Stored records:
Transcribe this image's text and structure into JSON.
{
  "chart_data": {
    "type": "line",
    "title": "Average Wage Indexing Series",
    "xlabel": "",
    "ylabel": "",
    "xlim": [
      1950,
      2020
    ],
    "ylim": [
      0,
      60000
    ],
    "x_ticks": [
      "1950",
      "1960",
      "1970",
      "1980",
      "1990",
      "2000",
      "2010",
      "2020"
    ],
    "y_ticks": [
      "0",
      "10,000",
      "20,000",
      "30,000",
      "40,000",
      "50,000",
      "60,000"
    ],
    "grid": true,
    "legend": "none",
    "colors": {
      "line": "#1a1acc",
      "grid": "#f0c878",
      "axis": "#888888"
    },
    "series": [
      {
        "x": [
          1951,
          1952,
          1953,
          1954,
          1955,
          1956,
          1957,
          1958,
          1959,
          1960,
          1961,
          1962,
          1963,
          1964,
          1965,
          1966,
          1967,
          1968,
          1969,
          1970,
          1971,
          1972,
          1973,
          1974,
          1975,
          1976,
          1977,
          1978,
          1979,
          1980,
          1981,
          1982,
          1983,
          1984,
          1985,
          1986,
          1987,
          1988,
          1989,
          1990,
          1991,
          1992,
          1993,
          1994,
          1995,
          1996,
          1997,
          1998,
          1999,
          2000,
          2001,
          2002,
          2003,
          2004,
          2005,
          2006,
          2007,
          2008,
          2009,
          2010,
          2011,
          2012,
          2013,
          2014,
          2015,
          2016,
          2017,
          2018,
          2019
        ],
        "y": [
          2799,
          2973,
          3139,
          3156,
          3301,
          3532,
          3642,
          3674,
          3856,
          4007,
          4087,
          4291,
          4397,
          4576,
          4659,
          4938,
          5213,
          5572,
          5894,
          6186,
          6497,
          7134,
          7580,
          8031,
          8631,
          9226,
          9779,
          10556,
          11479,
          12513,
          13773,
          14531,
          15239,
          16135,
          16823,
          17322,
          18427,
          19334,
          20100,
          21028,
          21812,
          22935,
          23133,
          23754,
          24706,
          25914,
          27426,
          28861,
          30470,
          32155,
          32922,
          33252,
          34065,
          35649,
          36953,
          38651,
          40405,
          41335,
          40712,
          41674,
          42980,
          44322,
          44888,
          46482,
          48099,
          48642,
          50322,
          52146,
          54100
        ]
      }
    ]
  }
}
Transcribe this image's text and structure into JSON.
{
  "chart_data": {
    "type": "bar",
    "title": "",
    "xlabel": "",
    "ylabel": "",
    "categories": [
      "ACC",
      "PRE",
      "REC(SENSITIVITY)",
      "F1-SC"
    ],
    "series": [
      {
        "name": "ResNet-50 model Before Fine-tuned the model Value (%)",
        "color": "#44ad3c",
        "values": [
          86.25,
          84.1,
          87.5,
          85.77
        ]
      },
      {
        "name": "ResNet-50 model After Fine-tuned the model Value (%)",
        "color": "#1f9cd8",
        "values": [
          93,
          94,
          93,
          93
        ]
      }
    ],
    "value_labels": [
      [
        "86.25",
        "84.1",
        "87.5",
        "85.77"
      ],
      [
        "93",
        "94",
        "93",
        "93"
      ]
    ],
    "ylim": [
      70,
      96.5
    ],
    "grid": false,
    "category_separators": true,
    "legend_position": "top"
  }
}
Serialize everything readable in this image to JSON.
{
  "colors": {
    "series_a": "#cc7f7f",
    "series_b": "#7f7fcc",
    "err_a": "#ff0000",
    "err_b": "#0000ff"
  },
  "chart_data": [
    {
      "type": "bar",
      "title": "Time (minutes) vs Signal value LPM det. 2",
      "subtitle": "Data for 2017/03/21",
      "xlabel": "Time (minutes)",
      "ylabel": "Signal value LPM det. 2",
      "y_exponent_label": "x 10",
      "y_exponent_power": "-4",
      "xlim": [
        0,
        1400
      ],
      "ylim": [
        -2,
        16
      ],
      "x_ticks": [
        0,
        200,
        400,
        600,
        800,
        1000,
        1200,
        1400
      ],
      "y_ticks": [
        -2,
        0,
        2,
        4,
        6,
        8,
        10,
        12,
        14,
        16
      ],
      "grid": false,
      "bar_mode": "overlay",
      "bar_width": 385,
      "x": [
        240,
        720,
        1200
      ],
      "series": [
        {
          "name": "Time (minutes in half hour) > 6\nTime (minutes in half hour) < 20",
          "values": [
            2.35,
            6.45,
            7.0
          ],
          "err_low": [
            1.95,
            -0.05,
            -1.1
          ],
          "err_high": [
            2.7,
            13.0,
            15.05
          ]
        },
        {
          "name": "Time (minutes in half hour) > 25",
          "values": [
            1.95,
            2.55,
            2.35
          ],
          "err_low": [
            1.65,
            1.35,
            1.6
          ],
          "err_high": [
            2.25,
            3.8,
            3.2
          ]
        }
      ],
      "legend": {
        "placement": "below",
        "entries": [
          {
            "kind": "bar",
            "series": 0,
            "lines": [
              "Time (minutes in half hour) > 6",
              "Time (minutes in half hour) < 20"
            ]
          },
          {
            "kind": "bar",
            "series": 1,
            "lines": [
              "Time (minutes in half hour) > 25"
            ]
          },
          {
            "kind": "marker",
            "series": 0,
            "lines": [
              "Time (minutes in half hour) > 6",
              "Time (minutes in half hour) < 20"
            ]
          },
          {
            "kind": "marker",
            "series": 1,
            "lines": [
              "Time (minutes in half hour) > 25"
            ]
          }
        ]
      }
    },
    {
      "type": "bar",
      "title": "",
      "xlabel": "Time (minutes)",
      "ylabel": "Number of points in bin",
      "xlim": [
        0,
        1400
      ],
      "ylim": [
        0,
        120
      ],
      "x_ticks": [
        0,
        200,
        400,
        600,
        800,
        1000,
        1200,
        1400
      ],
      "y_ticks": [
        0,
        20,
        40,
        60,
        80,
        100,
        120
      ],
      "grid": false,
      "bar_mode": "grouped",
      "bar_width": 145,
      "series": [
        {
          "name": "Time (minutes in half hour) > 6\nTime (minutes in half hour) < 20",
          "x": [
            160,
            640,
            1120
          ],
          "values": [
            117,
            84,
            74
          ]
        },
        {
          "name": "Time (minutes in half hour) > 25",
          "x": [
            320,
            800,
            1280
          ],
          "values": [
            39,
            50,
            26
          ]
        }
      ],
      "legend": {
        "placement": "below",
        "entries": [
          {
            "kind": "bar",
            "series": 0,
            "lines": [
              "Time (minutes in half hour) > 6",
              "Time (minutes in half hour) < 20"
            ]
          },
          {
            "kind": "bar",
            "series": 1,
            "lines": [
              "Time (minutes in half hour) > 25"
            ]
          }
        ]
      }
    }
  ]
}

> [SHORT EXERCISE]: The listing above must be transcribed exactly, line by line.

> [RESULT OF THIS EXERCISE]:
Transcribe this image's text and structure into JSON.
{
  "chart_data": {
    "type": "line",
    "title": "Average Wage Indexing Series",
    "xlabel": "",
    "ylabel": "",
    "xlim": [
      1950,
      2020
    ],
    "ylim": [
      0,
      60000
    ],
    "x_ticks": [
      "1950",
      "1960",
      "1970",
      "1980",
      "1990",
      "2000",
      "2010",
      "2020"
    ],
    "y_ticks": [
      "0",
      "10,000",
      "20,000",
      "30,000",
      "40,000",
      "50,000",
      "60,000"
    ],
    "grid": true,
    "legend": "none",
    "colors": {
      "line": "#1a1acc",
      "grid": "#f0c878",
      "axis": "#888888"
    },
    "series": [
      {
        "x": [
          1951,
          1952,
          1953,
          1954,
          1955,
          1956,
          1957,
          1958,
          1959,
          1960,
          1961,
          1962,
          1963,
          1964,
          1965,
          1966,
          1967,
          1968,
          1969,
          1970,
          1971,
          1972,
          1973,
          1974,
          1975,
          1976,
          1977,
          1978,
          1979,
          1980,
          1981,
          1982,
          1983,
          1984,
          1985,
          1986,
          1987,
          1988,
          1989,
          1990,
          1991,
          1992,
          1993,
          1994,
          1995,
          1996,
          1997,
          1998,
          1999,
          2000,
          2001,
          2002,
          2003,
          2004,
          2005,
          2006,
          2007,
          2008,
          2009,
          2010,
          2011,
          2012,
          2013,
          2014,
          2015,
          2016,
          2017,
          2018,
          2019
        ],
        "y": [
          2799,
          2973,
          3139,
          3156,
          3301,
          3532,
          3642,
          3674,
          3856,
          4007,
          4087,
          4291,
          4397,
          4576,
          4659,
          4938,
          5213,
          5572,
          5894,
          6186,
          6497,
          7134,
          7580,
          8031,
          8631,
          9226,
          9779,
          10556,
          11479,
          12513,
          13773,
          14531,
          15239,
          16135,
          16823,
          17322,
          18427,
          19334,
          20100,
          21028,
          21812,
          22935,
          23133,
          23754,
          24706,
          25914,
          27426,
          28861,
          30470,
          32155,
          32922,
          33252,
          34065,
          35649,
          36953,
          38651,
          40405,
          41335,
          40712,
          41674,
          42980,
          44322,
          44888,
          46482,
          48099,
          48642,
          50322,
          52146,
          54100
        ]
      }
    ]
  }
}
Transcribe this image's text and structure into JSON.
{
  "chart_data": {
    "type": "bar",
    "title": "",
    "xlabel": "",
    "ylabel": "",
    "categories": [
      "ACC",
      "PRE",
      "REC(SENSITIVITY)",
      "F1-SC"
    ],
    "series": [
      {
        "name": "ResNet-50 model Before Fine-tuned the model Value (%)",
        "color": "#44ad3c",
        "values": [
          86.25,
          84.1,
          87.5,
          85.77
        ]
      },
      {
        "name": "ResNet-50 model After Fine-tuned the model Value (%)",
        "color": "#1f9cd8",
        "values": [
          93,
          94,
          93,
          93
        ]
      }
    ],
    "value_labels": [
      [
        "86.25",
        "84.1",
        "87.5",
        "85.77"
      ],
      [
        "93",
        "94",
        "93",
        "93"
      ]
    ],
    "ylim": [
      70,
      96.5
    ],
    "grid": false,
    "category_separators": true,
    "legend_position": "top"
  }
}
Serialize everything readable in this image to JSON.
{
  "colors": {
    "series_a": "#cc7f7f",
    "series_b": "#7f7fcc",
    "err_a": "#ff0000",
    "err_b": "#0000ff"
  },
  "chart_data": [
    {
      "type": "bar",
      "title": "Time (minutes) vs Signal value LPM det. 2",
      "subtitle": "Data for 2017/03/21",
      "xlabel": "Time (minutes)",
      "ylabel": "Signal value LPM det. 2",
      "y_exponent_label": "x 10",
      "y_exponent_power": "-4",
      "xlim": [
        0,
        1400
      ],
      "ylim": [
        -2,
        16
      ],
      "x_ticks": [
        0,
        200,
        400,
        600,
        800,
        1000,
        1200,
        1400
      ],
      "y_ticks": [
        -2,
        0,
        2,
        4,
        6,
        8,
        10,
        12,
        14,
        16
      ],
      "grid": false,
      "bar_mode": "overlay",
      "bar_width": 385,
      "x": [
        240,
        720,
        1200
      ],
      "series": [
        {
          "name": "Time (minutes in half hour) > 6\nTime (minutes in half hour) < 20",
          "values": [
            2.35,
            6.45,
            7.0
          ],
          "err_low": [
            1.95,
            -0.05,
            -1.1
          ],
          "err_high": [
            2.7,
            13.0,
            15.05
          ]
        },
        {
          "name": "Time (minutes in half hour) > 25",
          "values": [
            1.95,
            2.55,
            2.35
          ],
          "err_low": [
            1.65,
            1.35,
            1.6
          ],
          "err_high": [
            2.25,
            3.8,
            3.2
          ]
        }
      ],
      "legend": {
        "placement": "below",
        "entries": [
          {
            "kind": "bar",
            "series": 0,
            "lines": [
              "Time (minutes in half hour) > 6",
              "Time (minutes in half hour) < 20"
            ]
          },
          {
            "kind": "bar",
            "series": 1,
            "lines": [
              "Time (minutes in half hour) > 25"
            ]
          },
          {
            "kind": "marker",
            "series": 0,
            "lines": [
              "Time (minutes in half hour) > 6",
              "Time (minutes in half hour) < 20"
            ]
          },
          {
            "kind": "marker",
            "series": 1,
            "lines": [
              "Time (minutes in half hour) > 25"
            ]
          }
        ]
      }
    },
    {
      "type": "bar",
      "title": "",
      "xlabel": "Time (minutes)",
      "ylabel": "Number of points in bin",
      "xlim": [
        0,
        1400
      ],
      "ylim": [
        0,
        120
      ],
      "x_ticks": [
        0,
        200,
        400,
        600,
        800,
        1000,
        1200,
        1400
      ],
      "y_ticks": [
        0,
        20,
        40,
        60,
        80,
        100,
        120
      ],
      "grid": false,
      "bar_mode": "grouped",
      "bar_width": 145,
      "series": [
        {
          "name": "Time (minutes in half hour) > 6\nTime (minutes in half hour) < 20",
          "x": [
            160,
            640,
            1120
          ],
          "values": [
            117,
            84,
            74
          ]
        },
        {
          "name": "Time (minutes in half hour) > 25",
          "x": [
            320,
            800,
            1280
          ],
          "values": [
            39,
            50,
            26
          ]
        }
      ],
      "legend": {
        "placement": "below",
        "entries": [
          {
            "kind": "bar",
            "series": 0,
            "lines": [
              "Time (minutes in half hour) > 6",
              "Time (minutes in half hour) < 20"
            ]
          },
          {
            "kind": "bar",
            "series": 1,
            "lines": [
              "Time (minutes in half hour) > 25"
            ]
          }
        ]
      }
    }
  ]
}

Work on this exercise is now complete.